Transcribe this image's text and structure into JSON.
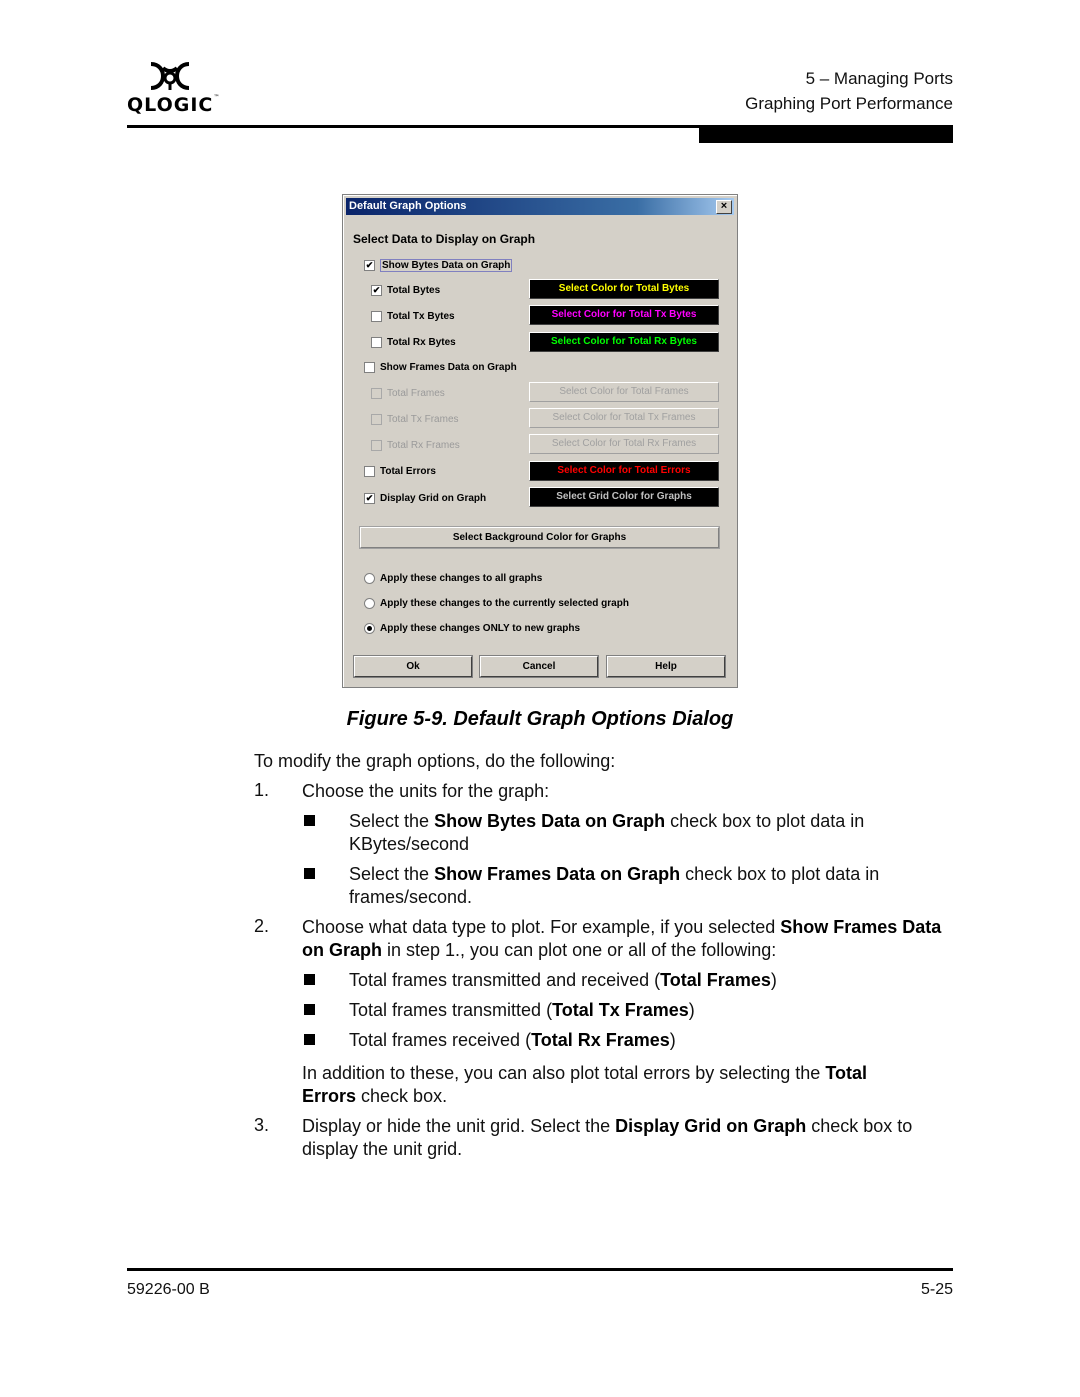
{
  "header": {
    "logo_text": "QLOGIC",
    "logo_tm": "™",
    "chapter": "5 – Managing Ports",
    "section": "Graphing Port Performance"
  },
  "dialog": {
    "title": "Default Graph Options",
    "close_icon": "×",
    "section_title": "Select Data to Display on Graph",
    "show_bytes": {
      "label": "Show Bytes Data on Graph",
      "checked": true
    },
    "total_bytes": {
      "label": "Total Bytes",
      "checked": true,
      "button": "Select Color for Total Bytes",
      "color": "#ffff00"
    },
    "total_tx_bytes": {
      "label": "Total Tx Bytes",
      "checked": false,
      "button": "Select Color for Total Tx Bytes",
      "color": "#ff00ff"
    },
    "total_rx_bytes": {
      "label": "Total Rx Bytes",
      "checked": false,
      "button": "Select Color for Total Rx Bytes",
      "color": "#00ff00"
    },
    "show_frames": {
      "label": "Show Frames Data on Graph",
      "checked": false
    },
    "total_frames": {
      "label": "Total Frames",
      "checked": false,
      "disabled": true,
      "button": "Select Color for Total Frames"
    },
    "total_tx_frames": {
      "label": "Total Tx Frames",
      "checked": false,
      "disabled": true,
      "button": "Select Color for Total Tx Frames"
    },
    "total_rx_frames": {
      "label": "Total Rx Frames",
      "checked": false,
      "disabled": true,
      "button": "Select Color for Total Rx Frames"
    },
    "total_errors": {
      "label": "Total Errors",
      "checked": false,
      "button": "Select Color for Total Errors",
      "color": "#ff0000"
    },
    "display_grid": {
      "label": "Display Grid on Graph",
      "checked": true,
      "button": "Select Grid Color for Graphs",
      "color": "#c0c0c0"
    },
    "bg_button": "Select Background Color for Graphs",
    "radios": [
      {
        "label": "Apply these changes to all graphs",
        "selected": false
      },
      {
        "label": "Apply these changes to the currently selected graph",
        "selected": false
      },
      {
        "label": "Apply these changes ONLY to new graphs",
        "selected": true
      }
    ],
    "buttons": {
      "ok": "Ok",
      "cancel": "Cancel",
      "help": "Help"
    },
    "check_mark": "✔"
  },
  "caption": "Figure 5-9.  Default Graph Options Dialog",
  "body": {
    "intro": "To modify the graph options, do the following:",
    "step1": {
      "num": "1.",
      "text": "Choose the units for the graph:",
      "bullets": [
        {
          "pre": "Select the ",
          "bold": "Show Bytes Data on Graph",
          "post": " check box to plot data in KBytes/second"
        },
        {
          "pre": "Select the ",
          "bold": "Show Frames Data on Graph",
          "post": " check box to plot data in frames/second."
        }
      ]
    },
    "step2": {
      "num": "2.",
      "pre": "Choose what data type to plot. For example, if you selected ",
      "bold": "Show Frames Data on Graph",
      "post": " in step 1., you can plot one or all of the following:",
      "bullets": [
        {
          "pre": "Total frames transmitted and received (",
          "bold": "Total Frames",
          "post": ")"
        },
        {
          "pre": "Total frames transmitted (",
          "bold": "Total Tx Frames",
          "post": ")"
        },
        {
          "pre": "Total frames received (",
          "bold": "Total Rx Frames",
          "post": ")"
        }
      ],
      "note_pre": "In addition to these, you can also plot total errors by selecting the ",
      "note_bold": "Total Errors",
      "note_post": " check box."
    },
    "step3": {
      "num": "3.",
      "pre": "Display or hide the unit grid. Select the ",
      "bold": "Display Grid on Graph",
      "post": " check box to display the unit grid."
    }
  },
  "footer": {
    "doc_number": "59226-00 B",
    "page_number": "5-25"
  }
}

**Exercise requirements:** Pictures stay out of the copy; please restate every record above exactly.

**Solution to the exercise:**
Transcribe this image's text and structure into JSON.
{
  "header": {
    "logo_text": "QLOGIC",
    "logo_tm": "™",
    "chapter": "5 – Managing Ports",
    "section": "Graphing Port Performance"
  },
  "dialog": {
    "title": "Default Graph Options",
    "close_icon": "×",
    "section_title": "Select Data to Display on Graph",
    "show_bytes": {
      "label": "Show Bytes Data on Graph",
      "checked": true
    },
    "total_bytes": {
      "label": "Total Bytes",
      "checked": true,
      "button": "Select Color for Total Bytes",
      "color": "#ffff00"
    },
    "total_tx_bytes": {
      "label": "Total Tx Bytes",
      "checked": false,
      "button": "Select Color for Total Tx Bytes",
      "color": "#ff00ff"
    },
    "total_rx_bytes": {
      "label": "Total Rx Bytes",
      "checked": false,
      "button": "Select Color for Total Rx Bytes",
      "color": "#00ff00"
    },
    "show_frames": {
      "label": "Show Frames Data on Graph",
      "checked": false
    },
    "total_frames": {
      "label": "Total Frames",
      "checked": false,
      "disabled": true,
      "button": "Select Color for Total Frames"
    },
    "total_tx_frames": {
      "label": "Total Tx Frames",
      "checked": false,
      "disabled": true,
      "button": "Select Color for Total Tx Frames"
    },
    "total_rx_frames": {
      "label": "Total Rx Frames",
      "checked": false,
      "disabled": true,
      "button": "Select Color for Total Rx Frames"
    },
    "total_errors": {
      "label": "Total Errors",
      "checked": false,
      "button": "Select Color for Total Errors",
      "color": "#ff0000"
    },
    "display_grid": {
      "label": "Display Grid on Graph",
      "checked": true,
      "button": "Select Grid Color for Graphs",
      "color": "#c0c0c0"
    },
    "bg_button": "Select Background Color for Graphs",
    "radios": [
      {
        "label": "Apply these changes to all graphs",
        "selected": false
      },
      {
        "label": "Apply these changes to the currently selected graph",
        "selected": false
      },
      {
        "label": "Apply these changes ONLY to new graphs",
        "selected": true
      }
    ],
    "buttons": {
      "ok": "Ok",
      "cancel": "Cancel",
      "help": "Help"
    },
    "check_mark": "✔"
  },
  "caption": "Figure 5-9.  Default Graph Options Dialog",
  "body": {
    "intro": "To modify the graph options, do the following:",
    "step1": {
      "num": "1.",
      "text": "Choose the units for the graph:",
      "bullets": [
        {
          "pre": "Select the ",
          "bold": "Show Bytes Data on Graph",
          "post": " check box to plot data in KBytes/second"
        },
        {
          "pre": "Select the ",
          "bold": "Show Frames Data on Graph",
          "post": " check box to plot data in frames/second."
        }
      ]
    },
    "step2": {
      "num": "2.",
      "pre": "Choose what data type to plot. For example, if you selected ",
      "bold": "Show Frames Data on Graph",
      "post": " in step 1., you can plot one or all of the following:",
      "bullets": [
        {
          "pre": "Total frames transmitted and received (",
          "bold": "Total Frames",
          "post": ")"
        },
        {
          "pre": "Total frames transmitted (",
          "bold": "Total Tx Frames",
          "post": ")"
        },
        {
          "pre": "Total frames received (",
          "bold": "Total Rx Frames",
          "post": ")"
        }
      ],
      "note_pre": "In addition to these, you can also plot total errors by selecting the ",
      "note_bold": "Total Errors",
      "note_post": " check box."
    },
    "step3": {
      "num": "3.",
      "pre": "Display or hide the unit grid. Select the ",
      "bold": "Display Grid on Graph",
      "post": " check box to display the unit grid."
    }
  },
  "footer": {
    "doc_number": "59226-00 B",
    "page_number": "5-25"
  }
}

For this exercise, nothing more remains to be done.